··· Records for the exercise
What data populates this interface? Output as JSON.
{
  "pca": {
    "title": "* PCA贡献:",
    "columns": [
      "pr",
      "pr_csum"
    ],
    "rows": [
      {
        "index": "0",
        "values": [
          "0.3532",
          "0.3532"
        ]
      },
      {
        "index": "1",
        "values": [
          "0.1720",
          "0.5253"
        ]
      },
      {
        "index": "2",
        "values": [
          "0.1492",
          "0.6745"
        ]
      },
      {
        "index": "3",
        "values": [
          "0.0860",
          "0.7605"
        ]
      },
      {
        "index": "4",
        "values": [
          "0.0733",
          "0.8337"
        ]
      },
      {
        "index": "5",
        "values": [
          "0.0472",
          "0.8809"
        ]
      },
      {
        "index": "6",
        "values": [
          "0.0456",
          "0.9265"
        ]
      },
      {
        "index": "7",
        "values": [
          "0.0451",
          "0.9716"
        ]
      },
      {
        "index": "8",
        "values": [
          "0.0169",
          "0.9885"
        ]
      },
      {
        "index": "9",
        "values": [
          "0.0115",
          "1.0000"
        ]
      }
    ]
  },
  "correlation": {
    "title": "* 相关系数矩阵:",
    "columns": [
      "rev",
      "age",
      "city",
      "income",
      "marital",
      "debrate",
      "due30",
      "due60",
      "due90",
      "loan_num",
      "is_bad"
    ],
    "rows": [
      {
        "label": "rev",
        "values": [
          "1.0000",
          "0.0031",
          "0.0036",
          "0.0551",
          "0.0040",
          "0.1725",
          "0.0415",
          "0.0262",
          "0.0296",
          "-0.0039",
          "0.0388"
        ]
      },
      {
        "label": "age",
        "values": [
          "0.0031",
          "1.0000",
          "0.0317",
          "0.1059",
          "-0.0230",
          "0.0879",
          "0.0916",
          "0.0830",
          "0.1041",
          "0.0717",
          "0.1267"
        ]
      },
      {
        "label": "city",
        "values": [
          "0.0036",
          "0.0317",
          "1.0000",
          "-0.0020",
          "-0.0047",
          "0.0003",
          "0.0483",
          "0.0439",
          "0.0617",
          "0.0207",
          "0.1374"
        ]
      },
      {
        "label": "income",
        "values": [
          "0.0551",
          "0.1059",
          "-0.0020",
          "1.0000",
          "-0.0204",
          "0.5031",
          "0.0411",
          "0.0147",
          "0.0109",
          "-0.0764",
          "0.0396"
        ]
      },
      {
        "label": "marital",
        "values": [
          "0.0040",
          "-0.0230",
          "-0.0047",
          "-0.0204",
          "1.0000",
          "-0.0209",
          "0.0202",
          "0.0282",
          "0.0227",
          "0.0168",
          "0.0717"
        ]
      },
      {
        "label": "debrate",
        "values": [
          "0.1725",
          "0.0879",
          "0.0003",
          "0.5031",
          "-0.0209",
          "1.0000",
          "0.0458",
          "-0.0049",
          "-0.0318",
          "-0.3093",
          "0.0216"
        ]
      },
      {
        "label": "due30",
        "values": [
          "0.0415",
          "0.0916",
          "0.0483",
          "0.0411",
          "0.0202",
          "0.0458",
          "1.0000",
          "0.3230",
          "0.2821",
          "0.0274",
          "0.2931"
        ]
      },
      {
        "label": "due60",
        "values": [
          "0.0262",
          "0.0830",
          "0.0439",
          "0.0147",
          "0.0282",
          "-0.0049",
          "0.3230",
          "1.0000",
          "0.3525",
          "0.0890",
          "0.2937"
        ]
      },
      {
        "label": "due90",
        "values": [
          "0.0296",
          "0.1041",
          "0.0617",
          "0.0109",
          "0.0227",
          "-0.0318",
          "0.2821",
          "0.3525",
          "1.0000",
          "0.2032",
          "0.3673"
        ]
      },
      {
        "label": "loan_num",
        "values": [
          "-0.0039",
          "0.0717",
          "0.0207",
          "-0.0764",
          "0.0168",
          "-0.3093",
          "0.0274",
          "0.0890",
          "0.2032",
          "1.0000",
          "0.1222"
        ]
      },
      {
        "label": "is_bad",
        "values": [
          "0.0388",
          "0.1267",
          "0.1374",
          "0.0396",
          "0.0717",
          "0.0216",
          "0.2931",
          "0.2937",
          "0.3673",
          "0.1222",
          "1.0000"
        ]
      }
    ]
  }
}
······
# Stated problem
Give back each line above precisely as it stands.

# Result of the task
What data populates this interface? Output as JSON.
{
  "pca": {
    "title": "* PCA贡献:",
    "columns": [
      "pr",
      "pr_csum"
    ],
    "rows": [
      {
        "index": "0",
        "values": [
          "0.3532",
          "0.3532"
        ]
      },
      {
        "index": "1",
        "values": [
          "0.1720",
          "0.5253"
        ]
      },
      {
        "index": "2",
        "values": [
          "0.1492",
          "0.6745"
        ]
      },
      {
        "index": "3",
        "values": [
          "0.0860",
          "0.7605"
        ]
      },
      {
        "index": "4",
        "values": [
          "0.0733",
          "0.8337"
        ]
      },
      {
        "index": "5",
        "values": [
          "0.0472",
          "0.8809"
        ]
      },
      {
        "index": "6",
        "values": [
          "0.0456",
          "0.9265"
        ]
      },
      {
        "index": "7",
        "values": [
          "0.0451",
          "0.9716"
        ]
      },
      {
        "index": "8",
        "values": [
          "0.0169",
          "0.9885"
        ]
      },
      {
        "index": "9",
        "values": [
          "0.0115",
          "1.0000"
        ]
      }
    ]
  },
  "correlation": {
    "title": "* 相关系数矩阵:",
    "columns": [
      "rev",
      "age",
      "city",
      "income",
      "marital",
      "debrate",
      "due30",
      "due60",
      "due90",
      "loan_num",
      "is_bad"
    ],
    "rows": [
      {
        "label": "rev",
        "values": [
          "1.0000",
          "0.0031",
          "0.0036",
          "0.0551",
          "0.0040",
          "0.1725",
          "0.0415",
          "0.0262",
          "0.0296",
          "-0.0039",
          "0.0388"
        ]
      },
      {
        "label": "age",
        "values": [
          "0.0031",
          "1.0000",
          "0.0317",
          "0.1059",
          "-0.0230",
          "0.0879",
          "0.0916",
          "0.0830",
          "0.1041",
          "0.0717",
          "0.1267"
        ]
      },
      {
        "label": "city",
        "values": [
          "0.0036",
          "0.0317",
          "1.0000",
          "-0.0020",
          "-0.0047",
          "0.0003",
          "0.0483",
          "0.0439",
          "0.0617",
          "0.0207",
          "0.1374"
        ]
      },
      {
        "label": "income",
        "values": [
          "0.0551",
          "0.1059",
          "-0.0020",
          "1.0000",
          "-0.0204",
          "0.5031",
          "0.0411",
          "0.0147",
          "0.0109",
          "-0.0764",
          "0.0396"
        ]
      },
      {
        "label": "marital",
        "values": [
          "0.0040",
          "-0.0230",
          "-0.0047",
          "-0.0204",
          "1.0000",
          "-0.0209",
          "0.0202",
          "0.0282",
          "0.0227",
          "0.0168",
          "0.0717"
        ]
      },
      {
        "label": "debrate",
        "values": [
          "0.1725",
          "0.0879",
          "0.0003",
          "0.5031",
          "-0.0209",
          "1.0000",
          "0.0458",
          "-0.0049",
          "-0.0318",
          "-0.3093",
          "0.0216"
        ]
      },
      {
        "label": "due30",
        "values": [
          "0.0415",
          "0.0916",
          "0.0483",
          "0.0411",
          "0.0202",
          "0.0458",
          "1.0000",
          "0.3230",
          "0.2821",
          "0.0274",
          "0.2931"
        ]
      },
      {
        "label": "due60",
        "values": [
          "0.0262",
          "0.0830",
          "0.0439",
          "0.0147",
          "0.0282",
          "-0.0049",
          "0.3230",
          "1.0000",
          "0.3525",
          "0.0890",
          "0.2937"
        ]
      },
      {
        "label": "due90",
        "values": [
          "0.0296",
          "0.1041",
          "0.0617",
          "0.0109",
          "0.0227",
          "-0.0318",
          "0.2821",
          "0.3525",
          "1.0000",
          "0.2032",
          "0.3673"
        ]
      },
      {
        "label": "loan_num",
        "values": [
          "-0.0039",
          "0.0717",
          "0.0207",
          "-0.0764",
          "0.0168",
          "-0.3093",
          "0.0274",
          "0.0890",
          "0.2032",
          "1.0000",
          "0.1222"
        ]
      },
      {
        "label": "is_bad",
        "values": [
          "0.0388",
          "0.1267",
          "0.1374",
          "0.0396",
          "0.0717",
          "0.0216",
          "0.2931",
          "0.2937",
          "0.3673",
          "0.1222",
          "1.0000"
        ]
      }
    ]
  }
}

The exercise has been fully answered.